**Input rows**
# # #
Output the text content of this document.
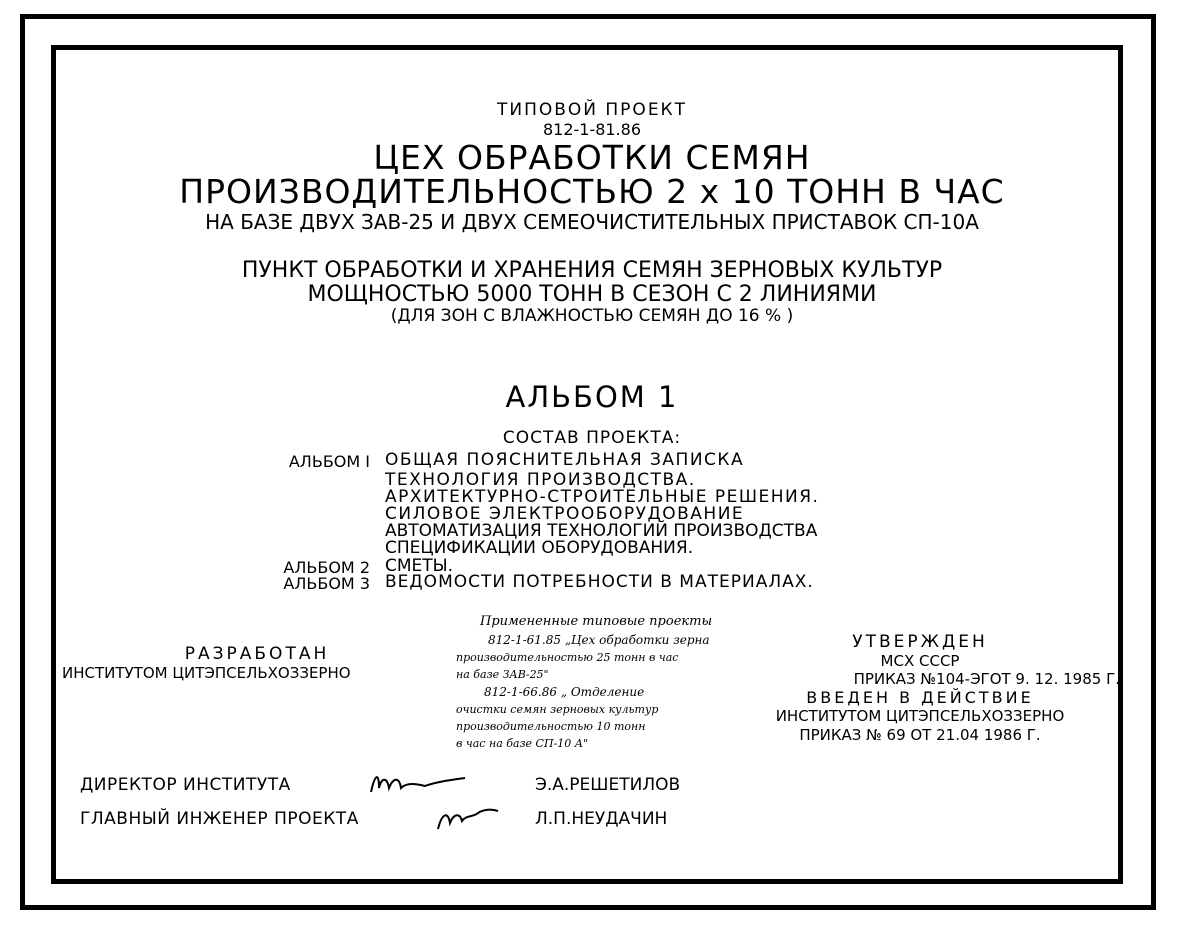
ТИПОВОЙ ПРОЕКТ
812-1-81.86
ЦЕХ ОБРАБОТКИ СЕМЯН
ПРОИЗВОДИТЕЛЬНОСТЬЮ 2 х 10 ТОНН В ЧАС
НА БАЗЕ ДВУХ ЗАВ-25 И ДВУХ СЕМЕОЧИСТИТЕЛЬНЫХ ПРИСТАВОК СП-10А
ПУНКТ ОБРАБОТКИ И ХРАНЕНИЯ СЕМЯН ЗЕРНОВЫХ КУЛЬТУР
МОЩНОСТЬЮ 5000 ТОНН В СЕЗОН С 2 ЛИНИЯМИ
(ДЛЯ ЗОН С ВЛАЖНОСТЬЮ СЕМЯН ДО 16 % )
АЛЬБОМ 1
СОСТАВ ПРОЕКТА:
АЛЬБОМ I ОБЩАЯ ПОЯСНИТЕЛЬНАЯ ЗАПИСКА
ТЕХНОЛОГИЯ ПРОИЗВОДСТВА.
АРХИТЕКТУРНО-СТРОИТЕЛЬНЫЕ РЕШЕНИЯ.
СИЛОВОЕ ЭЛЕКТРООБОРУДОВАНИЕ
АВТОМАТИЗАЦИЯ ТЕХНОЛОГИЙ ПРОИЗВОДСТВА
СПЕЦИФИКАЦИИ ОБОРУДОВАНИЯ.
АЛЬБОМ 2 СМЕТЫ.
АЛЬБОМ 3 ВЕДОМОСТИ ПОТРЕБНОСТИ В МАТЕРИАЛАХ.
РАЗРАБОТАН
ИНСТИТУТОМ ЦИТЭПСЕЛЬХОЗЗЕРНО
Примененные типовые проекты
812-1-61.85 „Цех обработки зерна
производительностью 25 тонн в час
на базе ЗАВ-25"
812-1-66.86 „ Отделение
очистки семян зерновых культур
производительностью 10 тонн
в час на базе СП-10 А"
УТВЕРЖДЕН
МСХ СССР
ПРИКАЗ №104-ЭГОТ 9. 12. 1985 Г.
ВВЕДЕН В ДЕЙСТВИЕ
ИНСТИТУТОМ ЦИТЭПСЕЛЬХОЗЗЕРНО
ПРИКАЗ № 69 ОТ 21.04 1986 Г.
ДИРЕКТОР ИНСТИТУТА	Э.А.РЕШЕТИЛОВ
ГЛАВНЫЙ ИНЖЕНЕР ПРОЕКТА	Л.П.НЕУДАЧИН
# # #
**Task brief**
Give an exact reproduction of every line, leaving out any picture.

**Answer below**
Output the text content of this document.
ТИПОВОЙ ПРОЕКТ
812-1-81.86
ЦЕХ ОБРАБОТКИ СЕМЯН
ПРОИЗВОДИТЕЛЬНОСТЬЮ 2 х 10 ТОНН В ЧАС
НА БАЗЕ ДВУХ ЗАВ-25 И ДВУХ СЕМЕОЧИСТИТЕЛЬНЫХ ПРИСТАВОК СП-10А
ПУНКТ ОБРАБОТКИ И ХРАНЕНИЯ СЕМЯН ЗЕРНОВЫХ КУЛЬТУР
МОЩНОСТЬЮ 5000 ТОНН В СЕЗОН С 2 ЛИНИЯМИ
(ДЛЯ ЗОН С ВЛАЖНОСТЬЮ СЕМЯН ДО 16 % )
АЛЬБОМ 1
СОСТАВ ПРОЕКТА:
АЛЬБОМ I ОБЩАЯ ПОЯСНИТЕЛЬНАЯ ЗАПИСКА
ТЕХНОЛОГИЯ ПРОИЗВОДСТВА.
АРХИТЕКТУРНО-СТРОИТЕЛЬНЫЕ РЕШЕНИЯ.
СИЛОВОЕ ЭЛЕКТРООБОРУДОВАНИЕ
АВТОМАТИЗАЦИЯ ТЕХНОЛОГИЙ ПРОИЗВОДСТВА
СПЕЦИФИКАЦИИ ОБОРУДОВАНИЯ.
АЛЬБОМ 2 СМЕТЫ.
АЛЬБОМ 3 ВЕДОМОСТИ ПОТРЕБНОСТИ В МАТЕРИАЛАХ.
РАЗРАБОТАН
ИНСТИТУТОМ ЦИТЭПСЕЛЬХОЗЗЕРНО
Примененные типовые проекты
812-1-61.85 „Цех обработки зерна
производительностью 25 тонн в час
на базе ЗАВ-25"
812-1-66.86 „ Отделение
очистки семян зерновых культур
производительностью 10 тонн
в час на базе СП-10 А"
УТВЕРЖДЕН
МСХ СССР
ПРИКАЗ №104-ЭГОТ 9. 12. 1985 Г.
ВВЕДЕН В ДЕЙСТВИЕ
ИНСТИТУТОМ ЦИТЭПСЕЛЬХОЗЗЕРНО
ПРИКАЗ № 69 ОТ 21.04 1986 Г.
ДИРЕКТОР ИНСТИТУТА	Э.А.РЕШЕТИЛОВ
ГЛАВНЫЙ ИНЖЕНЕР ПРОЕКТА	Л.П.НЕУДАЧИН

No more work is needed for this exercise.